#### BRIEF A:
Please explain, using the Obamacare text, why the repeal-and-replace bill considered by centrist Republicans failed.
#### BRIEF B:
List every numerical figure stated in the Obamacare text, noting what each refers to.
====== DOCUMENT TEXT ======
As centrist Republicans contemplated an Obamacare repeal-and-replace plan, the CBO warned that doing so would boost the number of uninsured by 22 million. That scared enough Republicans away to kill the bill. The intrepid Philip Klein at the Washington Examiner noticed that, buried in a footnote, was a stunning rebuke of those CBO forecasts. Turns out, the CBO’s forecasts off by a factor of six. The report says that the mandate repeal will result in only 1.5 million dropping out of the individual insurance market, and 1 million from employer plans, with Medicaid enrollment unaffected. These forecasting errors don’t even rise to the “good enough for government work” level. But they were good enough to get Obamacare on the books, and then keep it there.
A group of free-market health care reformers have developed a reform that would sharply reduce premiums for individuals, wouldn’t cause millions to lose coverage, and would save taxpayers money.
Called the “Health Care Choices Proposal,” it would continue to have the government subsidize individual insurance, but would do so through block grants to states, rather than payments to insurance companies under ObamaCare.
====== SUPPLIED ENTRIES ======
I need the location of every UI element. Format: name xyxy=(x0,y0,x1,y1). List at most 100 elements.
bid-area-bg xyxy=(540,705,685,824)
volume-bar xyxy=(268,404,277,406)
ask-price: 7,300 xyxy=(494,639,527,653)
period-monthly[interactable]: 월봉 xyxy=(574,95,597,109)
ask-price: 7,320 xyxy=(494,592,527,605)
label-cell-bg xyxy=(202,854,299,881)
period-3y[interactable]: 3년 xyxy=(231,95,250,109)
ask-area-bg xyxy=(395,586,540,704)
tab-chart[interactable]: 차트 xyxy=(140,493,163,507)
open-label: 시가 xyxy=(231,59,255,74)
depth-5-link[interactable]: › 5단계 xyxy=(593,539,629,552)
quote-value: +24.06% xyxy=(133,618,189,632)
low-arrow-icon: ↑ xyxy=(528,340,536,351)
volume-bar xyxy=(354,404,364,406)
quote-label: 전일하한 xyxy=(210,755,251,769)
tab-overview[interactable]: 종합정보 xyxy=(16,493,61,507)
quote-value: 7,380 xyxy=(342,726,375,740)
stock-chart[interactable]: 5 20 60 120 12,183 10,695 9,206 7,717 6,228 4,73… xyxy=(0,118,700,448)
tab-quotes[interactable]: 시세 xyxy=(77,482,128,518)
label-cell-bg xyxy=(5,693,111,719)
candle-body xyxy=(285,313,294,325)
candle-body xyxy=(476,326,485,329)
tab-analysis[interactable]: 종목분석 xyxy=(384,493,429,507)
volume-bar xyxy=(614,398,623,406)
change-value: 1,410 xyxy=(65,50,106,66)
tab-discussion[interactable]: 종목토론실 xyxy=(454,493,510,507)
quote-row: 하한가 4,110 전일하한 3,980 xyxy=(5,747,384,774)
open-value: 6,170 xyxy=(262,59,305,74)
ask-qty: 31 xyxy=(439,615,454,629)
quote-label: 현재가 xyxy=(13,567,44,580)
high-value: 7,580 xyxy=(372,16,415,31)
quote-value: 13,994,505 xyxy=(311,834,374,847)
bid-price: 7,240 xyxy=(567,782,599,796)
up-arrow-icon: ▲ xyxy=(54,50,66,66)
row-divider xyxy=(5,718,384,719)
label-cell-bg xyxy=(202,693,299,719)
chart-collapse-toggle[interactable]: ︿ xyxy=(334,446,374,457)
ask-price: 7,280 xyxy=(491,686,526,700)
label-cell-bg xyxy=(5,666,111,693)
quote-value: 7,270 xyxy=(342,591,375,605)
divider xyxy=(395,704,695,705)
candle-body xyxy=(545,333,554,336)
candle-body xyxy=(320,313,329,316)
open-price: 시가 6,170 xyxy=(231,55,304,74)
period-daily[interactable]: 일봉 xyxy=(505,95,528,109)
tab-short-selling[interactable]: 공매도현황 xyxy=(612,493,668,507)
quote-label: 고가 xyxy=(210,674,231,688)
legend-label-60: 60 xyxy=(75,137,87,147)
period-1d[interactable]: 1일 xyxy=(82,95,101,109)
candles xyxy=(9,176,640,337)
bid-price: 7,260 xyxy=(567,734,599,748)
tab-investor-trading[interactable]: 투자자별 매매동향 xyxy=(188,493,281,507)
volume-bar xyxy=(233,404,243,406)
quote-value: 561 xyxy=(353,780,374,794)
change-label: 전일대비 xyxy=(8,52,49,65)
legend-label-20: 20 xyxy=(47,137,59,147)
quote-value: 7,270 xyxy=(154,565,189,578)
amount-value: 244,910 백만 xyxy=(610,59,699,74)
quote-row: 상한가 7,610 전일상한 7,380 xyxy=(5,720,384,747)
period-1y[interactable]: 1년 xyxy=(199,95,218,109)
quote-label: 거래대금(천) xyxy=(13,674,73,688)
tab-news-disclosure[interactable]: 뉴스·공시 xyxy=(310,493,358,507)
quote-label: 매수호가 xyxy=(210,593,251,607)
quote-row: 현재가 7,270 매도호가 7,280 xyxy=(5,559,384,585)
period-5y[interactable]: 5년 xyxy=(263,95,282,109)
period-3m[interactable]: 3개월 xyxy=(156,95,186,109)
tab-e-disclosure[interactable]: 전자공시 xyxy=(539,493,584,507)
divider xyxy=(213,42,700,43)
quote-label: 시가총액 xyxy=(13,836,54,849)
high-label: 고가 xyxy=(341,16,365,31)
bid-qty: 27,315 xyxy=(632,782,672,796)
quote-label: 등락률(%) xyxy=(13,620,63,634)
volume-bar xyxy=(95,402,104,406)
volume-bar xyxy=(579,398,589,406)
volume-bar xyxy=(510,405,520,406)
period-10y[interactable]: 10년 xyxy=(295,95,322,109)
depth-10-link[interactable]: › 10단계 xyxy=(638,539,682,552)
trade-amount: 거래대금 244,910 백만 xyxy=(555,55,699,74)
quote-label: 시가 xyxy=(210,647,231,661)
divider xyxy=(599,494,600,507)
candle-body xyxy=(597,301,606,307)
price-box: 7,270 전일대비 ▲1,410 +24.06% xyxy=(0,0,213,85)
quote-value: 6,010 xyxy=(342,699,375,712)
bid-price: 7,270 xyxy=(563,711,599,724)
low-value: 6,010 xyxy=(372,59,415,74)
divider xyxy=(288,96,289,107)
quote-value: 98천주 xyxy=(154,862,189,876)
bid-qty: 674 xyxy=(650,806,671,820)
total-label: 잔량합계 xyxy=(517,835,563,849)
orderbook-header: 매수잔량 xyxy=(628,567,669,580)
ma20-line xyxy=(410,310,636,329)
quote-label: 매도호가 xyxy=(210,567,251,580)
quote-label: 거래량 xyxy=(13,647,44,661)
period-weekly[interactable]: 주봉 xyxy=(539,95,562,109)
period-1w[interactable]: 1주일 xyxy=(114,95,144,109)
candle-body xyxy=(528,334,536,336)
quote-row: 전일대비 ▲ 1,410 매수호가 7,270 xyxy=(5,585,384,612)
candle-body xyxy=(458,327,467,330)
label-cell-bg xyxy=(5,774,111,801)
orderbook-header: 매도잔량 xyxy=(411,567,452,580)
======
#### RESULT A:
The CBO warned that repealing and replacing Obamacare would increase the number of uninsured by 22 million. That warning scared enough Republicans away to kill the bill.

#### RESULT B:
- 22 million: the CBO's forecast of the increase in the number of uninsured under a repeal-and-replace plan
- A factor of six: how far off the CBO's forecasts turned out to be
- 1.5 million: people expected to drop out of the individual insurance market after the mandate repeal
- 1 million: people expected to drop out of employer plans after the mandate repeal